• Material
——

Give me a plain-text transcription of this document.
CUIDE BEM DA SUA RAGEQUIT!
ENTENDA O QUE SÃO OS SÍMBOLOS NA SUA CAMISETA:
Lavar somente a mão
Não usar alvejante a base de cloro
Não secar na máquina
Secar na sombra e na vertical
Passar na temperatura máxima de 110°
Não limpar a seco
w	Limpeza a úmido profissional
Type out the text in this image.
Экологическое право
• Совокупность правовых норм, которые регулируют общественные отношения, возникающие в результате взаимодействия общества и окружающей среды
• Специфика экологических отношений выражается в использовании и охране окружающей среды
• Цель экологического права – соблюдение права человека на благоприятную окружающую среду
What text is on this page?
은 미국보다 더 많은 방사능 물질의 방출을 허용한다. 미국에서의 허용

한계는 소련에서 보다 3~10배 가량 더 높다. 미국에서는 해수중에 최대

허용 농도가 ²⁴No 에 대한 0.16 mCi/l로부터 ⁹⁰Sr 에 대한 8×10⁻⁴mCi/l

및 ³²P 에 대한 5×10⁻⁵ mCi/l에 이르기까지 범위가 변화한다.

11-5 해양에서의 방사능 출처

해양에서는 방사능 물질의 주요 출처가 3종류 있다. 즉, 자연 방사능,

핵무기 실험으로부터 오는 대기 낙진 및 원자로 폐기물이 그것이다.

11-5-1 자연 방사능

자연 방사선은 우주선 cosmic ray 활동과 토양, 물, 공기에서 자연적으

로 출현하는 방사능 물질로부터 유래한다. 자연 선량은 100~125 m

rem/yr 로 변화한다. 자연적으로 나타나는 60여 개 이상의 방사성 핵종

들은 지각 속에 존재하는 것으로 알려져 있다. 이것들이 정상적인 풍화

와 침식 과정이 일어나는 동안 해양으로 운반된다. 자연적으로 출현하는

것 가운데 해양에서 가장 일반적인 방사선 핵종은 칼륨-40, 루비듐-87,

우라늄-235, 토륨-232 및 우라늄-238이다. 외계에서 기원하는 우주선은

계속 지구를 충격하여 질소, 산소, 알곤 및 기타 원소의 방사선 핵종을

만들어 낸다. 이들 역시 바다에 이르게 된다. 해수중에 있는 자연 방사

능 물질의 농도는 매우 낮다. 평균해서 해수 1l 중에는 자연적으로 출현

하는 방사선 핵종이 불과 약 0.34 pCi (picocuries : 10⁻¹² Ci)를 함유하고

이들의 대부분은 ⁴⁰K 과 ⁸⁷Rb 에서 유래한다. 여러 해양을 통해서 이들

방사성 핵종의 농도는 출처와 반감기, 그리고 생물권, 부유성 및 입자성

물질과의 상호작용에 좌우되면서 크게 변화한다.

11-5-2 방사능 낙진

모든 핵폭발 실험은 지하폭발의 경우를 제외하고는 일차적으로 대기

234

——

• The task
Exactly as written, give the line containing "What text is on this page?" and all remaining lines of the records.

• Correct response
What text is on this page?
은 미국보다 더 많은 방사능 물질의 방출을 허용한다. 미국에서의 허용

한계는 소련에서 보다 3~10배 가량 더 높다. 미국에서는 해수중에 최대

허용 농도가 ²⁴No 에 대한 0.16 mCi/l로부터 ⁹⁰Sr 에 대한 8×10⁻⁴mCi/l

및 ³²P 에 대한 5×10⁻⁵ mCi/l에 이르기까지 범위가 변화한다.

11-5 해양에서의 방사능 출처

해양에서는 방사능 물질의 주요 출처가 3종류 있다. 즉, 자연 방사능,

핵무기 실험으로부터 오는 대기 낙진 및 원자로 폐기물이 그것이다.

11-5-1 자연 방사능

자연 방사선은 우주선 cosmic ray 활동과 토양, 물, 공기에서 자연적으

로 출현하는 방사능 물질로부터 유래한다. 자연 선량은 100~125 m

rem/yr 로 변화한다. 자연적으로 나타나는 60여 개 이상의 방사성 핵종

들은 지각 속에 존재하는 것으로 알려져 있다. 이것들이 정상적인 풍화

와 침식 과정이 일어나는 동안 해양으로 운반된다. 자연적으로 출현하는

것 가운데 해양에서 가장 일반적인 방사선 핵종은 칼륨-40, 루비듐-87,

우라늄-235, 토륨-232 및 우라늄-238이다. 외계에서 기원하는 우주선은

계속 지구를 충격하여 질소, 산소, 알곤 및 기타 원소의 방사선 핵종을

만들어 낸다. 이들 역시 바다에 이르게 된다. 해수중에 있는 자연 방사

능 물질의 농도는 매우 낮다. 평균해서 해수 1l 중에는 자연적으로 출현

하는 방사선 핵종이 불과 약 0.34 pCi (picocuries : 10⁻¹² Ci)를 함유하고

이들의 대부분은 ⁴⁰K 과 ⁸⁷Rb 에서 유래한다. 여러 해양을 통해서 이들

방사성 핵종의 농도는 출처와 반감기, 그리고 생물권, 부유성 및 입자성

물질과의 상호작용에 좌우되면서 크게 변화한다.

11-5-2 방사능 낙진

모든 핵폭발 실험은 지하폭발의 경우를 제외하고는 일차적으로 대기

234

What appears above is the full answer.